→ **Instructions for the task**
In the data below, find each line containing the string "name" and return it.

+++ Excerpted data

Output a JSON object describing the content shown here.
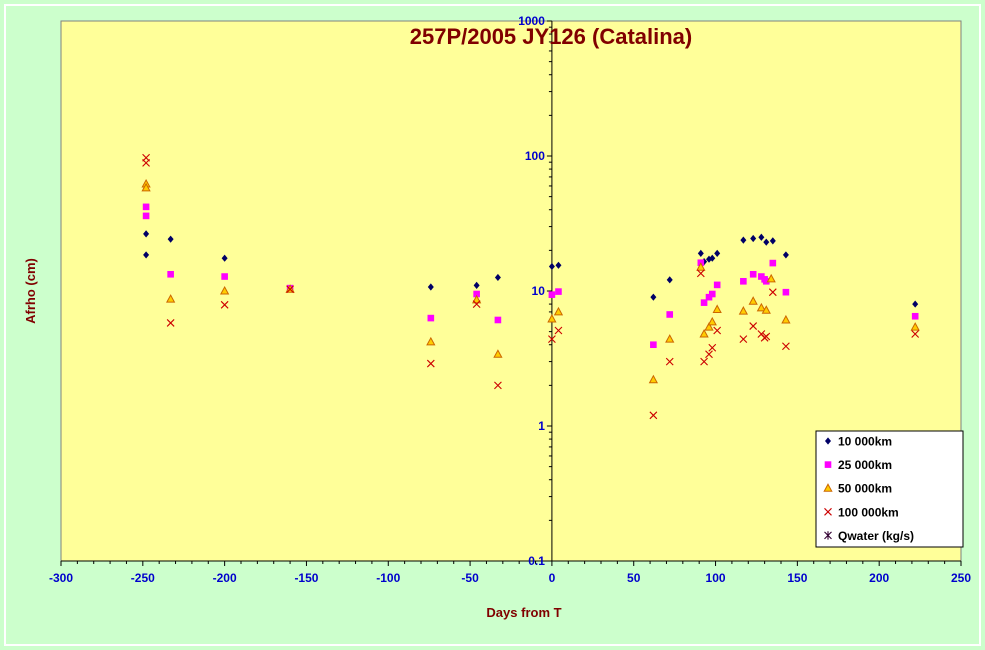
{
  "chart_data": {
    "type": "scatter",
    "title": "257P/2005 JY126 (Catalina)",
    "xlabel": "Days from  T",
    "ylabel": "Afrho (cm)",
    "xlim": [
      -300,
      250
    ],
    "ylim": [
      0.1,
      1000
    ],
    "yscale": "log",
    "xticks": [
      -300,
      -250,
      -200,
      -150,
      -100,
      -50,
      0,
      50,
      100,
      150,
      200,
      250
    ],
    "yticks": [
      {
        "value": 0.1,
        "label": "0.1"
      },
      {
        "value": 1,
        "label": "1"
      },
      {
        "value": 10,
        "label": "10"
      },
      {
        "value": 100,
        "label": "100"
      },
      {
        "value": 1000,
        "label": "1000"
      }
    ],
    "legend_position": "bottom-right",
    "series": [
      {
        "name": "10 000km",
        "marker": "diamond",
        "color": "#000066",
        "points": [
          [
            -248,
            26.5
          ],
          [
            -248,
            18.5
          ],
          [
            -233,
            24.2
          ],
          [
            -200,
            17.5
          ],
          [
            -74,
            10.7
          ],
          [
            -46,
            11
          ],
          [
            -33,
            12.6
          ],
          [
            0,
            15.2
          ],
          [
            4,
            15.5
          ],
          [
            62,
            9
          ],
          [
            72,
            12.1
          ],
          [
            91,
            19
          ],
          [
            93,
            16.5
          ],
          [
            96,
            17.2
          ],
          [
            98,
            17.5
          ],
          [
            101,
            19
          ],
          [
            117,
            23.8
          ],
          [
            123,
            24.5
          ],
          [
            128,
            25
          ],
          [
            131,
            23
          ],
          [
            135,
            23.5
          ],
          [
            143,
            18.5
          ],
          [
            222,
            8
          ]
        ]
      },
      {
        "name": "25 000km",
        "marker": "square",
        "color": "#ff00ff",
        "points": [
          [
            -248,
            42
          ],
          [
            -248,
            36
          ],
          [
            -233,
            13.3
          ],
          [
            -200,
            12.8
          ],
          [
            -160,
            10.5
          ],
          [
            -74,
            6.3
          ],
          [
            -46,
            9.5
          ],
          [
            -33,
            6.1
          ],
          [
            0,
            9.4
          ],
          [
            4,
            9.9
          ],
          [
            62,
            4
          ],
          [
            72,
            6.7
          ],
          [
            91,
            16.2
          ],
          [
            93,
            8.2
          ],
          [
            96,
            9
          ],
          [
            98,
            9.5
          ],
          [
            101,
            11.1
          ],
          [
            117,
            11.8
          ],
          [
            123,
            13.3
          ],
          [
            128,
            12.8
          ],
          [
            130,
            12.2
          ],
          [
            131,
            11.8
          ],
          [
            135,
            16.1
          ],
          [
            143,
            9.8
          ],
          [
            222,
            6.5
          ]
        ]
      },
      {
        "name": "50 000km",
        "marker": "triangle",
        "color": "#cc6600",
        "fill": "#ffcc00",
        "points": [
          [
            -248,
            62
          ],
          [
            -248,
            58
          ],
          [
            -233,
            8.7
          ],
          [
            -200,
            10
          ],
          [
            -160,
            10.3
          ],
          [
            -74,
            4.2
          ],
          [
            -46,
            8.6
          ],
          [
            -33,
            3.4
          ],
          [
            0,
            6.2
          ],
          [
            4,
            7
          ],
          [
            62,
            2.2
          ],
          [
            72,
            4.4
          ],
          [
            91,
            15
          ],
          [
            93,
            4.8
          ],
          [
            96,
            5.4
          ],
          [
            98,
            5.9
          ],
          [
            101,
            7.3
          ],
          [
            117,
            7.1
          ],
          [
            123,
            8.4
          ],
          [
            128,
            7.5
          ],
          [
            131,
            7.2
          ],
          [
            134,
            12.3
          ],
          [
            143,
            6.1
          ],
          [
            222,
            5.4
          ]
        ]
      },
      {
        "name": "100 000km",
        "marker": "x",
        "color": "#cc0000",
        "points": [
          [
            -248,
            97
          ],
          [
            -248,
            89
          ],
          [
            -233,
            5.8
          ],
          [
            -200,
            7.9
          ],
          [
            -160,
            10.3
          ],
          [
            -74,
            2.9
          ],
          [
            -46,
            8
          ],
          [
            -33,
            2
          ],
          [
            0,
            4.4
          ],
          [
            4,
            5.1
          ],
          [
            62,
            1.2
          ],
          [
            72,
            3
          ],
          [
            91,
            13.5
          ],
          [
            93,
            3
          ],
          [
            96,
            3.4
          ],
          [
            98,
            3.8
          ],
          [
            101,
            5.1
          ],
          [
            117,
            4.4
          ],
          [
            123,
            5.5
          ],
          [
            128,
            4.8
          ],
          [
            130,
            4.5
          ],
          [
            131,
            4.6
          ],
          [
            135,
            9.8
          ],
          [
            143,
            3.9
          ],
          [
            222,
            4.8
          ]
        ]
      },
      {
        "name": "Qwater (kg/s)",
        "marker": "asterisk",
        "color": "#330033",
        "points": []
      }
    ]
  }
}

++++++
+++ Excerpted data

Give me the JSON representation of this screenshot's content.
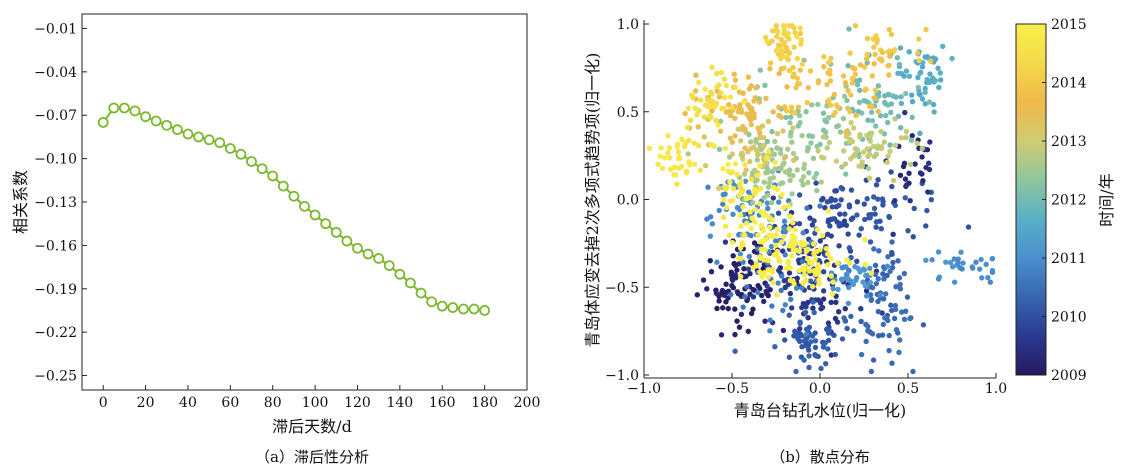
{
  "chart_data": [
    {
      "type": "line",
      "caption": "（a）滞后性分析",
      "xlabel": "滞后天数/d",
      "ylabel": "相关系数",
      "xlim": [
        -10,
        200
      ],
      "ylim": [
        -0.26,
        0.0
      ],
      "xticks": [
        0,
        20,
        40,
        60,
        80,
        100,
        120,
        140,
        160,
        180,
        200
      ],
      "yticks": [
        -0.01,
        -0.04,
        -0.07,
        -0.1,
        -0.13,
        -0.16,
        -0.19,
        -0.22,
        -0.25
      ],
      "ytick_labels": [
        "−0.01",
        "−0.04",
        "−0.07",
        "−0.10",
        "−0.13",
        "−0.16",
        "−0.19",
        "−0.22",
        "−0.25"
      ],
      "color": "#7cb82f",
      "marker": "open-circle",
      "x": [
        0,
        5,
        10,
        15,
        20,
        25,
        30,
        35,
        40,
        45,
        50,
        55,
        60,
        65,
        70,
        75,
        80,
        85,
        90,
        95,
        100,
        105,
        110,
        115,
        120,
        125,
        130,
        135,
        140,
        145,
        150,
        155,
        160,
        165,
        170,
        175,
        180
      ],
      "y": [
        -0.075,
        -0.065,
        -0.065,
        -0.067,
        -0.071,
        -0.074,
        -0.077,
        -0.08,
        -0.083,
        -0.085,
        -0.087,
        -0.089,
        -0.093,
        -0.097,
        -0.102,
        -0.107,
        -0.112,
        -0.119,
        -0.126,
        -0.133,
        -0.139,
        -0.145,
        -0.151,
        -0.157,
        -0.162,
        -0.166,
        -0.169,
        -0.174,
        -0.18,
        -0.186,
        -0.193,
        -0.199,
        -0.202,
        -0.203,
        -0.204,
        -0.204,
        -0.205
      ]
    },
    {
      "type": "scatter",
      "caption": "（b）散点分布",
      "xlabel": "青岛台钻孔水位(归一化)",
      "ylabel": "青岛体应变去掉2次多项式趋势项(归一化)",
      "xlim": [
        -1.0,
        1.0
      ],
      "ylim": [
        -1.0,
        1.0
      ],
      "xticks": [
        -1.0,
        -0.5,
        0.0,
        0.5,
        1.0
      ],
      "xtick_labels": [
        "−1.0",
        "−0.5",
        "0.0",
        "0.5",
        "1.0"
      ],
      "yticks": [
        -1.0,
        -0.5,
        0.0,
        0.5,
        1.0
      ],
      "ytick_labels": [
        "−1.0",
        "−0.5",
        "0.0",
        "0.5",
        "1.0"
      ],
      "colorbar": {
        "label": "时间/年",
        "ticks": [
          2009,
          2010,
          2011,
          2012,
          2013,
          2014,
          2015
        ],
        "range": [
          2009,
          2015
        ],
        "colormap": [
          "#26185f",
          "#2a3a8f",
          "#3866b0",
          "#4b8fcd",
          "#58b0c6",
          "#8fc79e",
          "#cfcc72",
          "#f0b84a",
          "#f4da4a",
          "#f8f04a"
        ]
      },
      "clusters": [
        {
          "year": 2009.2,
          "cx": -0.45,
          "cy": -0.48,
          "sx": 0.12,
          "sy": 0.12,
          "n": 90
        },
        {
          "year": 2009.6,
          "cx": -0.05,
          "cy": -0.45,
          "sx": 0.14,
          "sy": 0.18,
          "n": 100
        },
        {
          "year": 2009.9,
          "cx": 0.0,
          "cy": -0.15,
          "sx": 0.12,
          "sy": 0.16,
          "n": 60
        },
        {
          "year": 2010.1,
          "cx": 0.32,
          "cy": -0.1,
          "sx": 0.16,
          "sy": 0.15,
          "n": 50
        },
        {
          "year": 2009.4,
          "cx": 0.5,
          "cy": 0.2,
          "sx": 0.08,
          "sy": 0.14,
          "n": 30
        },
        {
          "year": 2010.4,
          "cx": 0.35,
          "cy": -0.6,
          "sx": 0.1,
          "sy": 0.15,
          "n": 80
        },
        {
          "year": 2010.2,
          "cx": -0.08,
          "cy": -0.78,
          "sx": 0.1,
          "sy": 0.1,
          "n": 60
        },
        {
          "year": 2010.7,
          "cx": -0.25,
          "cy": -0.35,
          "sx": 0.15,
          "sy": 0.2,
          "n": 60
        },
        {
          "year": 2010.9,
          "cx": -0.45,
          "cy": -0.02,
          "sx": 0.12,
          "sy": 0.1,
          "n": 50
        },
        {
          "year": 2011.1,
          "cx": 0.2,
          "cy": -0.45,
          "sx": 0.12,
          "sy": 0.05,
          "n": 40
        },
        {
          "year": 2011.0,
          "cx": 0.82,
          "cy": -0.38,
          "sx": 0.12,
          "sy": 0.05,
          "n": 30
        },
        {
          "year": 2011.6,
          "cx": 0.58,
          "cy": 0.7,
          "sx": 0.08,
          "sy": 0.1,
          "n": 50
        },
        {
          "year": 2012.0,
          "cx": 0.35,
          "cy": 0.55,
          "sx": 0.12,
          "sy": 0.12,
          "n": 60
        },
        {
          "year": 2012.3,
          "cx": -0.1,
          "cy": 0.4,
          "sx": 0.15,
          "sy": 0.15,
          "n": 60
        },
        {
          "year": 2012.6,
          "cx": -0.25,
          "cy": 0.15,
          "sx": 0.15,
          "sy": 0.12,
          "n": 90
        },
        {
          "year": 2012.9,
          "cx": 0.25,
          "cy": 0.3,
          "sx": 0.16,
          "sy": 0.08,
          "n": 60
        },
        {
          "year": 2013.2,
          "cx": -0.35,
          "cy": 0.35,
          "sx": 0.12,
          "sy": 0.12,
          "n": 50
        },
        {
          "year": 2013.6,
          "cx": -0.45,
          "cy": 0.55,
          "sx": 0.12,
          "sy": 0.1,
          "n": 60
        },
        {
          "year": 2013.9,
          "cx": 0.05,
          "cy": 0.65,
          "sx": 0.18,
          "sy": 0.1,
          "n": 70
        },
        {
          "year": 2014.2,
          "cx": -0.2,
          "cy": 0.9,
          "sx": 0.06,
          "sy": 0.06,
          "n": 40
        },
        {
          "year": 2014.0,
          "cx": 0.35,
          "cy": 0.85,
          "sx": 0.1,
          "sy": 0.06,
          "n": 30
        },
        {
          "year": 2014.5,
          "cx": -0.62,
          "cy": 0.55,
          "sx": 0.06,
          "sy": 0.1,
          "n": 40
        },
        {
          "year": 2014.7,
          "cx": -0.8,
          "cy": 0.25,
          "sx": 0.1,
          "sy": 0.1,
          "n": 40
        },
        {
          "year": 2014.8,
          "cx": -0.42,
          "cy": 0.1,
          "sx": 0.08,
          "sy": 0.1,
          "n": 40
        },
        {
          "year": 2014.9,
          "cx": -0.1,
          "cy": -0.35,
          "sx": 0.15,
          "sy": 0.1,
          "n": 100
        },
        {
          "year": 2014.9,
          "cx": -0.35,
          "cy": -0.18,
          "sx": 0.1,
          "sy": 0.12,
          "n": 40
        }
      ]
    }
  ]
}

++++++

→ **Reply**
        "name": "10 000km",
        "name": "25 000km",
        "name": "50 000km",
        "name": "100 000km",
        "name": "Qwater (kg/s)",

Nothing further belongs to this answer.